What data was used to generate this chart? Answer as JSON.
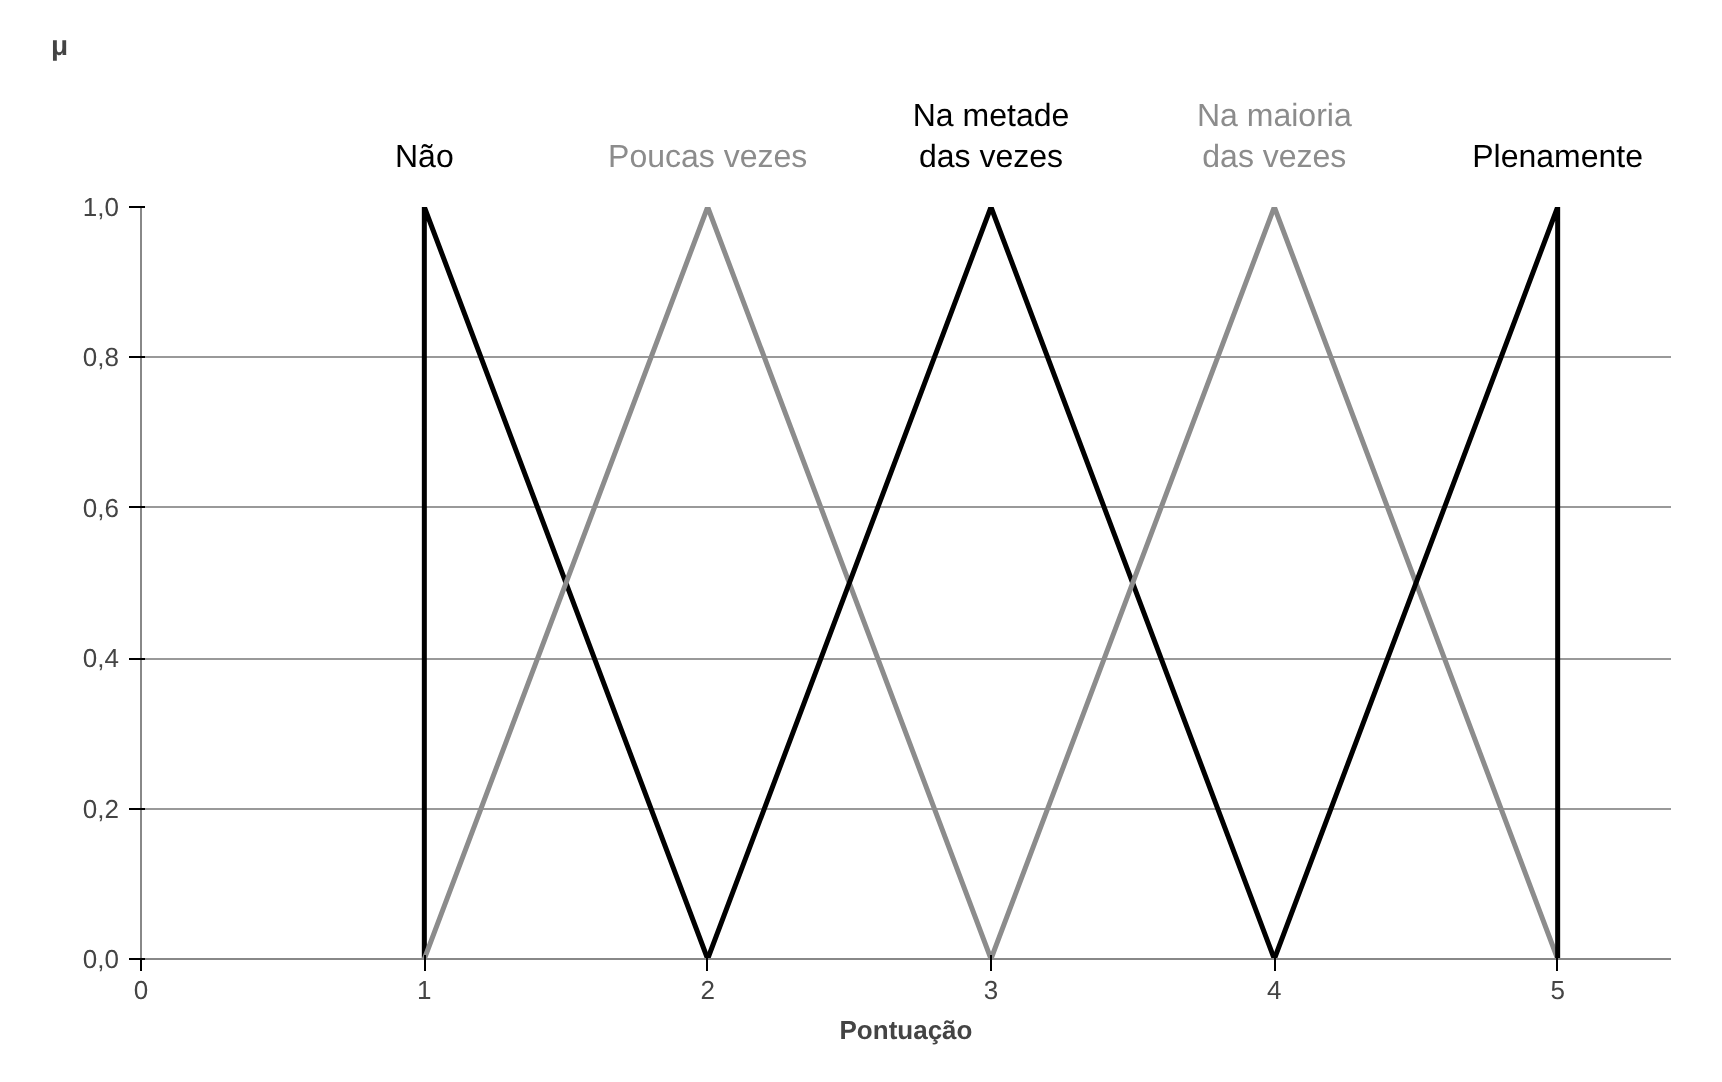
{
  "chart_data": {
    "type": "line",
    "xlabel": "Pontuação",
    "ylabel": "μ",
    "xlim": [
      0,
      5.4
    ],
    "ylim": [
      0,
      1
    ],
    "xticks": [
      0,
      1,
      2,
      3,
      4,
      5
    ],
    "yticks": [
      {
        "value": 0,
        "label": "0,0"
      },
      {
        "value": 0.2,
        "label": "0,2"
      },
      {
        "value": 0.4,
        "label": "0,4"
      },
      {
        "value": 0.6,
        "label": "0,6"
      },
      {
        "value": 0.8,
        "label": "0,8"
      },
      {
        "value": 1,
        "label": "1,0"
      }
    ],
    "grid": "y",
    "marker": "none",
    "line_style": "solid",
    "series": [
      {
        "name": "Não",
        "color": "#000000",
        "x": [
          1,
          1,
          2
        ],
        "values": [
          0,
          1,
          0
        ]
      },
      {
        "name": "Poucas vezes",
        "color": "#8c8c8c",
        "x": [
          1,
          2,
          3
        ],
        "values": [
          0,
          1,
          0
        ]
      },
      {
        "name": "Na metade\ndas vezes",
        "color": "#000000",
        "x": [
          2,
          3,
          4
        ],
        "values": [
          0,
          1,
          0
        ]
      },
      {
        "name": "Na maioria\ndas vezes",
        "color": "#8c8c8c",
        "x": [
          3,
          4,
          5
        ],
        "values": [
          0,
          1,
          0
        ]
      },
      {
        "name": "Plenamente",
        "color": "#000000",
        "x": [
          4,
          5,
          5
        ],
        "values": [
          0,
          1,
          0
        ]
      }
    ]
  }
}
---+---
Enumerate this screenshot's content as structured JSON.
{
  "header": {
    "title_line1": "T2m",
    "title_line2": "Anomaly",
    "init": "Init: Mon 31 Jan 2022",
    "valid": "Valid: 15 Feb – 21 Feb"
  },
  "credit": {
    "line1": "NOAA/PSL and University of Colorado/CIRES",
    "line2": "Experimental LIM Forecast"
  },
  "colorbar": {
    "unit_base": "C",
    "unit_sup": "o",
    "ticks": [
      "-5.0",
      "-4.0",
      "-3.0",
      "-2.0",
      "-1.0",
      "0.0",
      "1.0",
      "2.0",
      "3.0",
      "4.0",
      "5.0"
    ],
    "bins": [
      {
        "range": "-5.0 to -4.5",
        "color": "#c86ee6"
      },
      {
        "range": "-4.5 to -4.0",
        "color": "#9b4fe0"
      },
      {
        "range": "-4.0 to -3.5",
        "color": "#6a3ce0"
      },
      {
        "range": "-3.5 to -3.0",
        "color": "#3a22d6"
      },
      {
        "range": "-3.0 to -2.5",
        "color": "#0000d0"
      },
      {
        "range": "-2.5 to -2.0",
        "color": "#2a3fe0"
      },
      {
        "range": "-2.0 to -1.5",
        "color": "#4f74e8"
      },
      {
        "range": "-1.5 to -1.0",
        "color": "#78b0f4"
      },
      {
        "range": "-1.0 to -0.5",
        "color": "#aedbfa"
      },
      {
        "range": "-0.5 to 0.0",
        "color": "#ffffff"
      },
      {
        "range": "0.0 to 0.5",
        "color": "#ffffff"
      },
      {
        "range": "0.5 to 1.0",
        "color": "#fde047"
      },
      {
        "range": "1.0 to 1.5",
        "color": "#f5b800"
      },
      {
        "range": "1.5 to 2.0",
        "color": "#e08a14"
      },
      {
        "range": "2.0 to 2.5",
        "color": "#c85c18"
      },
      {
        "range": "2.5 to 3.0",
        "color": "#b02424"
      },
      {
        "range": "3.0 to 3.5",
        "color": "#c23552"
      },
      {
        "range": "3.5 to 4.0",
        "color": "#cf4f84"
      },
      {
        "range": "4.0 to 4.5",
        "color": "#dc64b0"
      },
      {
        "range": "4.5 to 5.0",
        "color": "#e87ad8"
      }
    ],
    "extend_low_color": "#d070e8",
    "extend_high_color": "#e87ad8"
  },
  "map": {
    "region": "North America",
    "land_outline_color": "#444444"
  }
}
---+---
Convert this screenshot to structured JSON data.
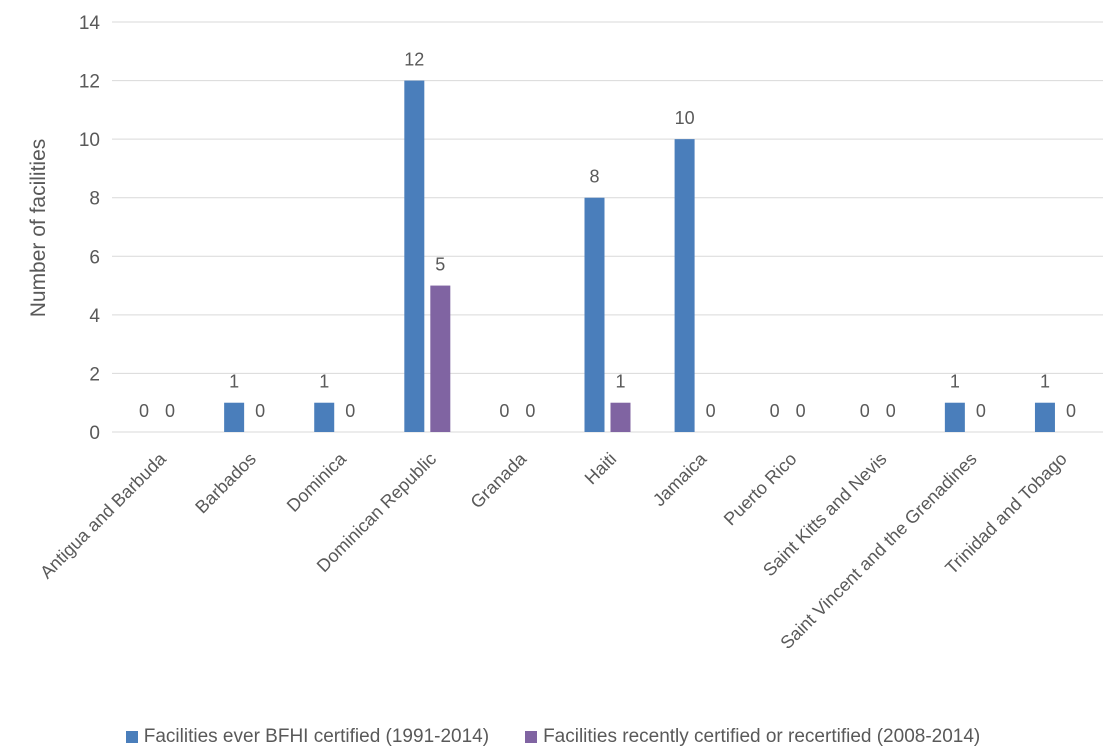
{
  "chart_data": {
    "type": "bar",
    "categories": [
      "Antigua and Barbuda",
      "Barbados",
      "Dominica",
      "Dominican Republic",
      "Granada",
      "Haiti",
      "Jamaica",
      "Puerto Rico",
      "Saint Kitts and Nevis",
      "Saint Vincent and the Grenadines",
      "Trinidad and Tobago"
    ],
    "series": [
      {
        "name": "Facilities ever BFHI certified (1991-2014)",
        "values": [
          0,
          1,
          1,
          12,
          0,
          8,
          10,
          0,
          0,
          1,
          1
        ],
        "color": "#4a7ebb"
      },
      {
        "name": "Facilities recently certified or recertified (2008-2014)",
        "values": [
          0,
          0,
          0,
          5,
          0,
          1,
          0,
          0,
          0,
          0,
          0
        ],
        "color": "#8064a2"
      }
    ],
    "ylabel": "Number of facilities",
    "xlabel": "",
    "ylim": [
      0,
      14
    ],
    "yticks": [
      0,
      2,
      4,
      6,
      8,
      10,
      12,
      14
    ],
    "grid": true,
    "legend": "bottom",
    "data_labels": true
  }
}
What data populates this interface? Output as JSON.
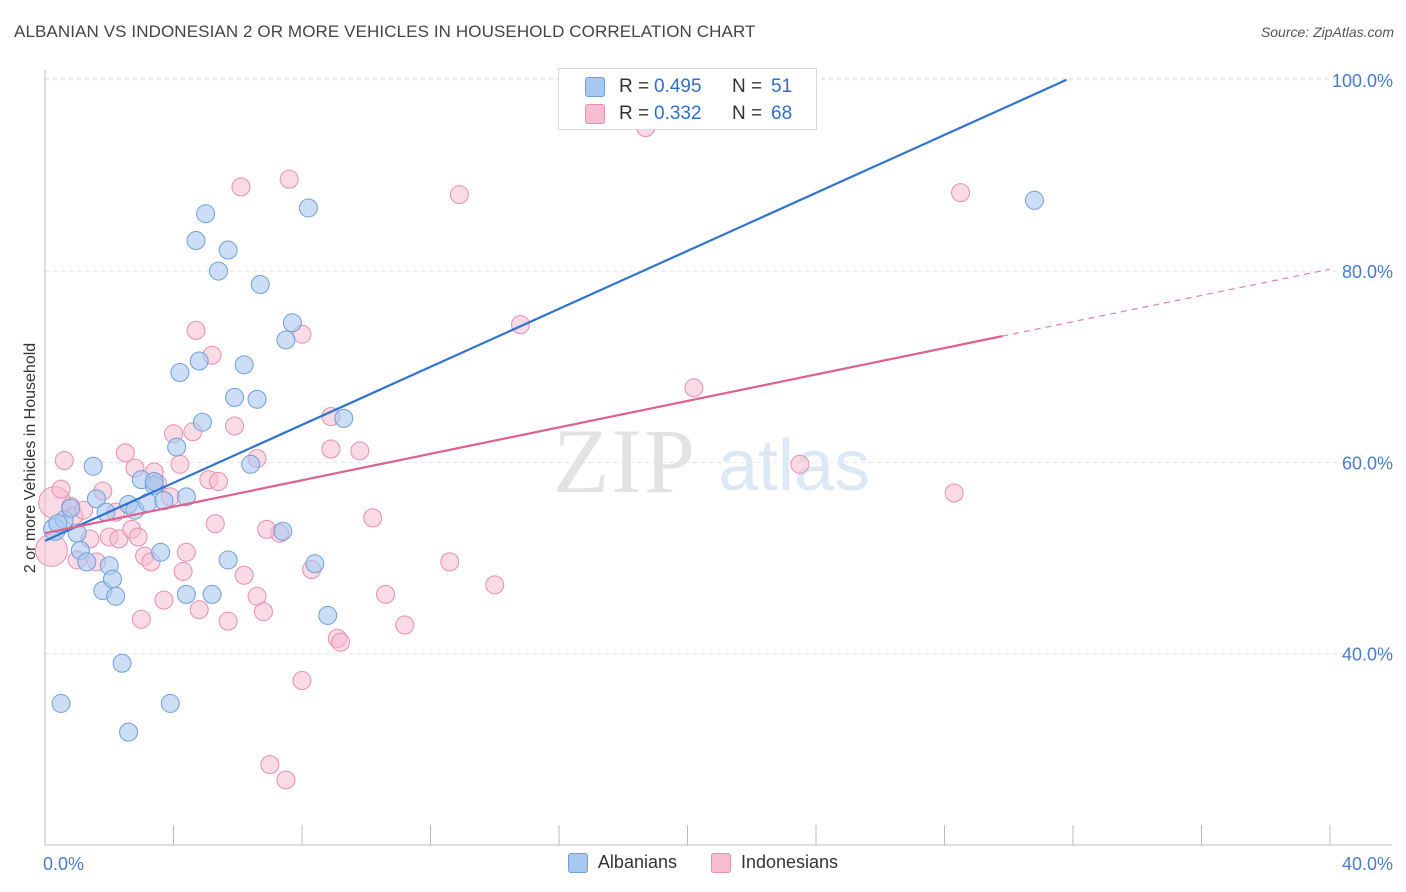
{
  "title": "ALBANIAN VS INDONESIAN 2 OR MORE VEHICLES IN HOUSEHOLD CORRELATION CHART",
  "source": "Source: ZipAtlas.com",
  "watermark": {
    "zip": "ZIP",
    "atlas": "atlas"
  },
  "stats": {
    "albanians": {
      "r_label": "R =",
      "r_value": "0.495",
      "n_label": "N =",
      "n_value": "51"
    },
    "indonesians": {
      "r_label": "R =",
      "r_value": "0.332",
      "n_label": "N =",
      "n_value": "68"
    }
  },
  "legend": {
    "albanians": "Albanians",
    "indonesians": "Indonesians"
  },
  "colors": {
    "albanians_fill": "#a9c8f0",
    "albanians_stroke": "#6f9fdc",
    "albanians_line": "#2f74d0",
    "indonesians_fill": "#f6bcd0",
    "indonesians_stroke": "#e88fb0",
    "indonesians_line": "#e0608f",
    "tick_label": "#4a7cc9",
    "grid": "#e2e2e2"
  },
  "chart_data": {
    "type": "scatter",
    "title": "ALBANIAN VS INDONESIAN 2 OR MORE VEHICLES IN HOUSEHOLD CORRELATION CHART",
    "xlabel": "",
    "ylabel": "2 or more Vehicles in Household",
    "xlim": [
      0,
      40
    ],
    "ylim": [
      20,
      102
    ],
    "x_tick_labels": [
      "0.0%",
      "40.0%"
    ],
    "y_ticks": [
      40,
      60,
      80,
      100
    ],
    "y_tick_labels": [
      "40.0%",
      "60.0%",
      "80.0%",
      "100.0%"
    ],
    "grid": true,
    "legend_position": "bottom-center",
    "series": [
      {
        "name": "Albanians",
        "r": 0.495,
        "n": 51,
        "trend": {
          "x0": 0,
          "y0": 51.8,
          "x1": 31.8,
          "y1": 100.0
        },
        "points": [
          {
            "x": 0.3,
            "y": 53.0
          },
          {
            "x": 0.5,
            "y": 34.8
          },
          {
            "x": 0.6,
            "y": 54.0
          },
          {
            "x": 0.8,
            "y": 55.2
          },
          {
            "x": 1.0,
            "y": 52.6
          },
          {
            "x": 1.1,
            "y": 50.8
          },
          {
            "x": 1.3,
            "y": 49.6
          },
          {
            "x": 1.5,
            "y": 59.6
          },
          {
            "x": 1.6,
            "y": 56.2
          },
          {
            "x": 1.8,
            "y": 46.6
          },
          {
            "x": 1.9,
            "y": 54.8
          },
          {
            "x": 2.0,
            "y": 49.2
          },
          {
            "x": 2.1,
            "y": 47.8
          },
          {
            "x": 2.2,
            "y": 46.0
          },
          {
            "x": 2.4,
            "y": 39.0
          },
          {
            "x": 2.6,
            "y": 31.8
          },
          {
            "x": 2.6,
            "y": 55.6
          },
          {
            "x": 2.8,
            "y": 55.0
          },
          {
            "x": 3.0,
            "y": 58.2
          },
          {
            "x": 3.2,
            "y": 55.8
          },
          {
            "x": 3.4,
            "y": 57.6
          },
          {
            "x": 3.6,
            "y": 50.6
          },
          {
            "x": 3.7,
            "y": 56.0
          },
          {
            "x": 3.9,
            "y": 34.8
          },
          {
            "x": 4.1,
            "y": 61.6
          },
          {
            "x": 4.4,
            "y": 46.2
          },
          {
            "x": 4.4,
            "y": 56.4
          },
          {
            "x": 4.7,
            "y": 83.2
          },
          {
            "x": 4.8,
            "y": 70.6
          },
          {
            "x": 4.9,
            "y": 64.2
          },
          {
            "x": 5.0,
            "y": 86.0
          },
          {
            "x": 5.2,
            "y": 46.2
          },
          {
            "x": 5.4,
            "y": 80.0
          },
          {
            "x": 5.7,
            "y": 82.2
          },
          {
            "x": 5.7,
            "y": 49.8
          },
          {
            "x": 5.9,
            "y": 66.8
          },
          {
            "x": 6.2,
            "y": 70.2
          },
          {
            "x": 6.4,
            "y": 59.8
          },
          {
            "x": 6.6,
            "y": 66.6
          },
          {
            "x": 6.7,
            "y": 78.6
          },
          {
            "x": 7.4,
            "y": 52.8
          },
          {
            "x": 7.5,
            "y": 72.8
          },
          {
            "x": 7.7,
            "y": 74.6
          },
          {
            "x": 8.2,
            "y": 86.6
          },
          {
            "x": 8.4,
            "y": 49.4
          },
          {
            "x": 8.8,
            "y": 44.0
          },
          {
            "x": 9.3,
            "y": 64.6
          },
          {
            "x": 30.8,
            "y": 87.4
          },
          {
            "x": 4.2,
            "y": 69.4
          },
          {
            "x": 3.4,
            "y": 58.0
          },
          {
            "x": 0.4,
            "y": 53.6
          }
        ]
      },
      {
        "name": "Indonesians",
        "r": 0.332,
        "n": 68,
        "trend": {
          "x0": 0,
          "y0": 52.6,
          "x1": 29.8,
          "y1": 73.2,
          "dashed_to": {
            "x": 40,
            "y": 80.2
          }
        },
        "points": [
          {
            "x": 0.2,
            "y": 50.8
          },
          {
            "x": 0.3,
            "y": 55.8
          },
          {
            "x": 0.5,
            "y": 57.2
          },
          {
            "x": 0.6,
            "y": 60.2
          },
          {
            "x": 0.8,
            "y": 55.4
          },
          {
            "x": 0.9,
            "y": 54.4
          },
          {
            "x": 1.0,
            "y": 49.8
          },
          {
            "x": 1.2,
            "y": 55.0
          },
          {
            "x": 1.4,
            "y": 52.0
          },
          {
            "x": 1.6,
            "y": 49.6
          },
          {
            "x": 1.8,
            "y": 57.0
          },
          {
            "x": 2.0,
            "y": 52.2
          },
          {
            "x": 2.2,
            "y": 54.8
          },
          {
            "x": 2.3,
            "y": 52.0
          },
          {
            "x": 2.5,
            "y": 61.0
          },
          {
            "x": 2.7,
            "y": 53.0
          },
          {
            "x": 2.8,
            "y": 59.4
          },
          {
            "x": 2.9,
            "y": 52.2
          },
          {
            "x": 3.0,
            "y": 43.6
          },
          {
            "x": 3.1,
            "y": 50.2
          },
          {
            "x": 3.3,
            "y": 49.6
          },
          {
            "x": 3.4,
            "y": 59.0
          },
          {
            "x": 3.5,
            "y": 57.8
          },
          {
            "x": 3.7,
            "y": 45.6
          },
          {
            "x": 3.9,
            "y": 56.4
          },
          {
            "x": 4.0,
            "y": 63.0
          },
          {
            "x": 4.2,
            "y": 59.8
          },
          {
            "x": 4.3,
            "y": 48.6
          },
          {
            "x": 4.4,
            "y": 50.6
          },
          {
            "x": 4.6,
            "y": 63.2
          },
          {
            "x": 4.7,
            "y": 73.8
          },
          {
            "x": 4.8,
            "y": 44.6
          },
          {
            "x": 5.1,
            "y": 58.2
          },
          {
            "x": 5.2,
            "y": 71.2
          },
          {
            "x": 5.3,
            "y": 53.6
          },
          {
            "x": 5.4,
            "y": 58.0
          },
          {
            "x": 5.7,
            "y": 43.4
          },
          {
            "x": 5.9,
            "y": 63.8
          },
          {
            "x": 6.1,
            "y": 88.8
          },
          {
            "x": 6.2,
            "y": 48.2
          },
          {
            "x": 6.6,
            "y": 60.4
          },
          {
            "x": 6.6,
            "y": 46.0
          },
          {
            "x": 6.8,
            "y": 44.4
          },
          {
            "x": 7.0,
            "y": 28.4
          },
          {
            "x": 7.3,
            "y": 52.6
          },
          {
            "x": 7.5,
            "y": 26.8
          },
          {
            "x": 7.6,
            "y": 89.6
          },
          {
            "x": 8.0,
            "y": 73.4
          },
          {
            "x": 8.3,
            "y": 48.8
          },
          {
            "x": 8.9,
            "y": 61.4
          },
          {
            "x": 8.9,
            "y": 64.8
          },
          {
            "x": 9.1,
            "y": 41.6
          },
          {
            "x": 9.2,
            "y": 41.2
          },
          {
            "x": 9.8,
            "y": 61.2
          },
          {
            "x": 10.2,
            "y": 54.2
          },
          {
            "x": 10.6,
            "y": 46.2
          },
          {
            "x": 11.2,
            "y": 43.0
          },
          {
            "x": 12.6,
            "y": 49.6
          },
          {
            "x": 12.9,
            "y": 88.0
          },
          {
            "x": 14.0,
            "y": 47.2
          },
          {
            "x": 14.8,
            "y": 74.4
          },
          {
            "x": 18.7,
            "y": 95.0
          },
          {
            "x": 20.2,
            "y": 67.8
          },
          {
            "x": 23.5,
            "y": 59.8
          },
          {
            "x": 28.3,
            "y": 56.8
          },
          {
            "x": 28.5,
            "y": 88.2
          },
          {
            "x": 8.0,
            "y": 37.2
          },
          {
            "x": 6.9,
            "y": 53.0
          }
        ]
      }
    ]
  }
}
---+---
Check the data for the word "structured" and pull out the lines that have it.

Enumerate this screenshot's content as structured JSON.
Convert this screenshot to structured JSON data.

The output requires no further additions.